MATERIAL PROVIDED →
=====

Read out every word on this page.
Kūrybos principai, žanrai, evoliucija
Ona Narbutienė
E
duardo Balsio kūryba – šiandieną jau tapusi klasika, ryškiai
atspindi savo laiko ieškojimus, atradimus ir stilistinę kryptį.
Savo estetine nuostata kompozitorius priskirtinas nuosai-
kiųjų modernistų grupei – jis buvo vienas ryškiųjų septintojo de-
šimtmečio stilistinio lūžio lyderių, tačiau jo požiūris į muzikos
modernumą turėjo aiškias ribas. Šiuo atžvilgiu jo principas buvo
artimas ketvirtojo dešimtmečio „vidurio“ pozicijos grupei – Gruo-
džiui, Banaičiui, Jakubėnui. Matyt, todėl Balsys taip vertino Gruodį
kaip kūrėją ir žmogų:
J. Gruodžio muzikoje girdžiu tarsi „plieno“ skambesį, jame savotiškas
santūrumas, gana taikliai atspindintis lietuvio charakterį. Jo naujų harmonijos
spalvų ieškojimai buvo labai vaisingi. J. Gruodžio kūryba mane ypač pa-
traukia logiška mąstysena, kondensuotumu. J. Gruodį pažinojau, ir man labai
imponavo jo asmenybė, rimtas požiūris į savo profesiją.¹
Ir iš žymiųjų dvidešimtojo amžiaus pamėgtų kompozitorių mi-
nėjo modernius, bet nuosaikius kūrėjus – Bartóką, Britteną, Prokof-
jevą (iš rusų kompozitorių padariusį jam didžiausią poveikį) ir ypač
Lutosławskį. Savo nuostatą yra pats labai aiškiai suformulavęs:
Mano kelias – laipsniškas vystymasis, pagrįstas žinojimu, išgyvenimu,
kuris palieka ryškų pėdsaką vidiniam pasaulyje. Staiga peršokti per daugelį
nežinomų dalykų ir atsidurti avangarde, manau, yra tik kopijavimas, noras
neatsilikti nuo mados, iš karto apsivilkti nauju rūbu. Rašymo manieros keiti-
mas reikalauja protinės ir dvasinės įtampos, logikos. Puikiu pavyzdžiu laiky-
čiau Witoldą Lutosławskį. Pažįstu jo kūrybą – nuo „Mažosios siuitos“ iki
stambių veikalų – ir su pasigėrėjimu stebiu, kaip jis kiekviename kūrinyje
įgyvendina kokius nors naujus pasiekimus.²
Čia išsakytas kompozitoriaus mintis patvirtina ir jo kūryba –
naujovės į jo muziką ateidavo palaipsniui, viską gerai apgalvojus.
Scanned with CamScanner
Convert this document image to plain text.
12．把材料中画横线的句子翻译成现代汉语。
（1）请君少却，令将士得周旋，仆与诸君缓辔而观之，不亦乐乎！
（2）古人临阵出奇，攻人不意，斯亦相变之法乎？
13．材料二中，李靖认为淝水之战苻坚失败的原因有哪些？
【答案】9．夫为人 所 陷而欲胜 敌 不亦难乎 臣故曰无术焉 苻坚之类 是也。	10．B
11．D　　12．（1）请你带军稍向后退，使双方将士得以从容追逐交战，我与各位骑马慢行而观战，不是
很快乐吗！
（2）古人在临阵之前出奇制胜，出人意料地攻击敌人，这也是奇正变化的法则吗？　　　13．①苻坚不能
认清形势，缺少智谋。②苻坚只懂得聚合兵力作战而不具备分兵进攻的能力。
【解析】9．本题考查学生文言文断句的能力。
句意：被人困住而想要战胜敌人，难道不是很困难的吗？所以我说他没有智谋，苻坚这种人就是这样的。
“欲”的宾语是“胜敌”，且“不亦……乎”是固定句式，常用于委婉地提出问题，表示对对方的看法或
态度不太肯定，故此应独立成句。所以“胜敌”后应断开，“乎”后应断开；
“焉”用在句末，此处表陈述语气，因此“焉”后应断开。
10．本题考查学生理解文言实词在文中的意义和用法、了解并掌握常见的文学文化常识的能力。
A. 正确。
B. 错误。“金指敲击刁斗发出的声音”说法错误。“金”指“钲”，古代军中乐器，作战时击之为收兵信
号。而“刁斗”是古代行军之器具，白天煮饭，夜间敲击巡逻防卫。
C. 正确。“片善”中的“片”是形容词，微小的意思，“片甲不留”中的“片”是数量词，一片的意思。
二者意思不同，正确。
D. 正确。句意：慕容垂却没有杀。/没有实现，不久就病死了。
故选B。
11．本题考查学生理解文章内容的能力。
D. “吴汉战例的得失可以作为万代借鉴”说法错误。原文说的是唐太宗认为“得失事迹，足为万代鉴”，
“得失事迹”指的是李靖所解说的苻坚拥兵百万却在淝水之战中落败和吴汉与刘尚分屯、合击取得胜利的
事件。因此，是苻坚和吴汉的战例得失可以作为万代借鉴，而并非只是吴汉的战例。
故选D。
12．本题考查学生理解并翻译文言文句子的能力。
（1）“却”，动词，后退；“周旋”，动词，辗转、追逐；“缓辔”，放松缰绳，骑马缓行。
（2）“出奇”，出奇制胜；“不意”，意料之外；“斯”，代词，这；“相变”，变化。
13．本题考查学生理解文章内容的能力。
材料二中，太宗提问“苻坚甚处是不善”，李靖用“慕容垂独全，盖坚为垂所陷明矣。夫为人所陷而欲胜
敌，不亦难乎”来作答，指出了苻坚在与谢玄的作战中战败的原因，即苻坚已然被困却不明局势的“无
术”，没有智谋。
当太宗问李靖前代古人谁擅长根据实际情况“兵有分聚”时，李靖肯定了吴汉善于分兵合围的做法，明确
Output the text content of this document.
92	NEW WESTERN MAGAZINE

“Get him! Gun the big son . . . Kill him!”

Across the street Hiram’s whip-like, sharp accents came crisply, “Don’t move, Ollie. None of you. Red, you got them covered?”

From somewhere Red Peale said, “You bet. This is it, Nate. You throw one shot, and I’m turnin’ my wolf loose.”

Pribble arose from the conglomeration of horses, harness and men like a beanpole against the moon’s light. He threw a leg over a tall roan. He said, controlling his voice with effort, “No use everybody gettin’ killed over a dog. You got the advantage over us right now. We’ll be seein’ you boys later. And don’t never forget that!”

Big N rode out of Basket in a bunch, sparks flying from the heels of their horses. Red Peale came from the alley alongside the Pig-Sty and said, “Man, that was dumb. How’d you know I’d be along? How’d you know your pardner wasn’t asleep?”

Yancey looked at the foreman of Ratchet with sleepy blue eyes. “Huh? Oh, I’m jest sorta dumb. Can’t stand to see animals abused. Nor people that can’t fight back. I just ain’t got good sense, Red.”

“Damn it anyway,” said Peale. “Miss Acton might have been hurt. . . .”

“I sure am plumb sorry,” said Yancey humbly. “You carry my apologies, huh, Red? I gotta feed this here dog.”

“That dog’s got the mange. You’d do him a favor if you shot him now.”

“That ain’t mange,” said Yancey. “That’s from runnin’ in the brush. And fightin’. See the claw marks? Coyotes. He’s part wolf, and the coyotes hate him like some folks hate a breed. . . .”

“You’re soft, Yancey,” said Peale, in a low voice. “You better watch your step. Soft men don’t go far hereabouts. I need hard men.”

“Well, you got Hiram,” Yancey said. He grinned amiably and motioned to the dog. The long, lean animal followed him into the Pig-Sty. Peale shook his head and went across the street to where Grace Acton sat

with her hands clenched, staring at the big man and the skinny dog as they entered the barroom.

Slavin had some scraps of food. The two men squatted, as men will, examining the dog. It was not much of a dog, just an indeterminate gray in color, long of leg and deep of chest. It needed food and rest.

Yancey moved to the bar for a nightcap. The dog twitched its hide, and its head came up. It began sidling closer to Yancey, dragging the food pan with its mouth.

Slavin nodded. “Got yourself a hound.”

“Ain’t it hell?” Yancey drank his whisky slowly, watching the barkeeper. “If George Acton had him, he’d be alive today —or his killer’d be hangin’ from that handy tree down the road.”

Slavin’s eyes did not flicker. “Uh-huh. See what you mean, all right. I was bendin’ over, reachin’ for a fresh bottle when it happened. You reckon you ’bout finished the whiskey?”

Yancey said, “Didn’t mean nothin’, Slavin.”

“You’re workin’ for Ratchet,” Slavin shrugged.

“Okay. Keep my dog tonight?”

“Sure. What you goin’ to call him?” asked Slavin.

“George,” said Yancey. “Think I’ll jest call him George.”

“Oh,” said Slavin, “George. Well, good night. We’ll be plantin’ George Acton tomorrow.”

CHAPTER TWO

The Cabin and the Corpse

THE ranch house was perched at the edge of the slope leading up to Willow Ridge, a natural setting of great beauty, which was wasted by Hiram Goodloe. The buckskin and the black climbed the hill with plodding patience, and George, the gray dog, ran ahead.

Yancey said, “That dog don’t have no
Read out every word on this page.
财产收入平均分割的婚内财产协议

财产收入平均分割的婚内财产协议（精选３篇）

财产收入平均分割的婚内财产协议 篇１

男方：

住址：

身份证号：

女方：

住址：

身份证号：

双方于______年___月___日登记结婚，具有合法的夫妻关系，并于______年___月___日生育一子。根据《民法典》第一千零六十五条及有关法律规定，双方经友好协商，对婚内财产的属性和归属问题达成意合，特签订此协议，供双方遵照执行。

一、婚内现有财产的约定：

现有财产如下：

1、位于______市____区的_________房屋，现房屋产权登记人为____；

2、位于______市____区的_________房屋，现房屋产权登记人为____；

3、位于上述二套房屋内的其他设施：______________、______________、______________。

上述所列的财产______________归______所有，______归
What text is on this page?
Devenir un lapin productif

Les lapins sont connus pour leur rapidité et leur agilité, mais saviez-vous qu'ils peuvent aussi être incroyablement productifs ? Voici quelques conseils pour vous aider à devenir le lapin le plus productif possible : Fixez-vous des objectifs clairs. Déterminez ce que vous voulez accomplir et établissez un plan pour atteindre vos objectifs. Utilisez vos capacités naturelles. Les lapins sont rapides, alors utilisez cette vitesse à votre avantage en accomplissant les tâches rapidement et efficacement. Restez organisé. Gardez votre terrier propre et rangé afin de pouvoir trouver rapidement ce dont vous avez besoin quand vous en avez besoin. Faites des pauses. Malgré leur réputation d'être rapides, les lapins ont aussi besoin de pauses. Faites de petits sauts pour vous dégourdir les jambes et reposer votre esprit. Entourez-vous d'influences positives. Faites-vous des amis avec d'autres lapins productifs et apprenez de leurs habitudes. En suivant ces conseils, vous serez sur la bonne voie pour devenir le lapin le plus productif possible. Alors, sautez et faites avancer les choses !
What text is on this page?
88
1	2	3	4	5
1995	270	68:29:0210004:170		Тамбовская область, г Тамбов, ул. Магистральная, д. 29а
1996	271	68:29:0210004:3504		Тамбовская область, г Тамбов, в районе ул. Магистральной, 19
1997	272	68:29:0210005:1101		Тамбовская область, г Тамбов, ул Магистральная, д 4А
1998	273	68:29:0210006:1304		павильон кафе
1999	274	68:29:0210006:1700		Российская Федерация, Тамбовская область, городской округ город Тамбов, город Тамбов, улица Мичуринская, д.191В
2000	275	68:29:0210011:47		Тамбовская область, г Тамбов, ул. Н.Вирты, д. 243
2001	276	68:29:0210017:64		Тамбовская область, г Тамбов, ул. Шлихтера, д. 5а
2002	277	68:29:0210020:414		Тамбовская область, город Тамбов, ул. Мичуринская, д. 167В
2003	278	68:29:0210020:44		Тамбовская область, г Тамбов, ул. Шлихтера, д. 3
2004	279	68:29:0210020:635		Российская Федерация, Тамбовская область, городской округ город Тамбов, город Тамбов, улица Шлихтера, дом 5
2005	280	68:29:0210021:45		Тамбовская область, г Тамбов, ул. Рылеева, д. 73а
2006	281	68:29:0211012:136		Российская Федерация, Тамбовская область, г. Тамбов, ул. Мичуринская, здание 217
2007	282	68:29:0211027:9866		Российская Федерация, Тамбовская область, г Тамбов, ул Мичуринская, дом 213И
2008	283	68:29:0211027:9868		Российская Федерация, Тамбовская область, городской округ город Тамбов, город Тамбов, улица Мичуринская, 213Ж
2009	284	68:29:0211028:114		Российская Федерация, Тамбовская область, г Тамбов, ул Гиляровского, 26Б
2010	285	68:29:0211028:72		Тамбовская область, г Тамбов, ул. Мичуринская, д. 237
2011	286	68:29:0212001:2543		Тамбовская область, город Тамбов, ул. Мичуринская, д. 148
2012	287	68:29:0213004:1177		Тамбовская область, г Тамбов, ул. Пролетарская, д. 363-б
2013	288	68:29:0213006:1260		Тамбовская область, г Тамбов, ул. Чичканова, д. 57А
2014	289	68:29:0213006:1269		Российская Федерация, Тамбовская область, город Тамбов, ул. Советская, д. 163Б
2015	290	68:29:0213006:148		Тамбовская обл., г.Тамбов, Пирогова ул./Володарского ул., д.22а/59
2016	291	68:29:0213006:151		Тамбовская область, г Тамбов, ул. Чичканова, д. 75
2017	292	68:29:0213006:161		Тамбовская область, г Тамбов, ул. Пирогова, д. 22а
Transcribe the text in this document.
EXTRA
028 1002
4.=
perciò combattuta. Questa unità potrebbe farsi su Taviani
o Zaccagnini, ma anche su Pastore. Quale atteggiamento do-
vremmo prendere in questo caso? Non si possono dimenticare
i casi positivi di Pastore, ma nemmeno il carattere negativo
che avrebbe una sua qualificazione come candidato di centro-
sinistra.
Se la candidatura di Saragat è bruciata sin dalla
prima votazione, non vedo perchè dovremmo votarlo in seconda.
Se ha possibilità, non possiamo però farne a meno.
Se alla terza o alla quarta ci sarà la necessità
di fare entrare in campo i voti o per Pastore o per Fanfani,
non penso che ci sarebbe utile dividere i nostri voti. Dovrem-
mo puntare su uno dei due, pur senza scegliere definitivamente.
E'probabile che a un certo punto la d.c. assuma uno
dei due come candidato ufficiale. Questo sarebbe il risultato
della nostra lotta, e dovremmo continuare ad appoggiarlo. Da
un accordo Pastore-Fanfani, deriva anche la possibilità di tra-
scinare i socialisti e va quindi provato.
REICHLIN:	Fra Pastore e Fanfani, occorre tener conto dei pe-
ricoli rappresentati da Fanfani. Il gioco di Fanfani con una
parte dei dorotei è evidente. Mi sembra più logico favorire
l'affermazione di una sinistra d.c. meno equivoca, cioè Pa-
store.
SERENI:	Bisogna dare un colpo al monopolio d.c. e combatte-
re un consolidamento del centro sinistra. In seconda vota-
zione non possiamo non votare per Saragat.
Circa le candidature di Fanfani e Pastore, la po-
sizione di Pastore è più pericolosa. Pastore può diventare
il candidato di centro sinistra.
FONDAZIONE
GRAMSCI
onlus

=====

REQUEST → Find the word "Hiram" in the data and copy out each line where it turns up.

FINISHED EXERCISE →
Across the street Hiram’s whip-like, sharp accents came crisply, “Don’t move, Ollie. None of you. Red, you got them covered?”
“Well, you got Hiram,” Yancey said. He grinned amiably and motioned to the dog. The long, lean animal followed him into the Pig-Sty. Peale shook his head and went across the street to where Grace Acton sat
THE ranch house was perched at the edge of the slope leading up to Willow Ridge, a natural setting of great beauty, which was wasted by Hiram Goodloe. The buckskin and the black climbed the hill with plodding patience, and George, the gray dog, ran ahead.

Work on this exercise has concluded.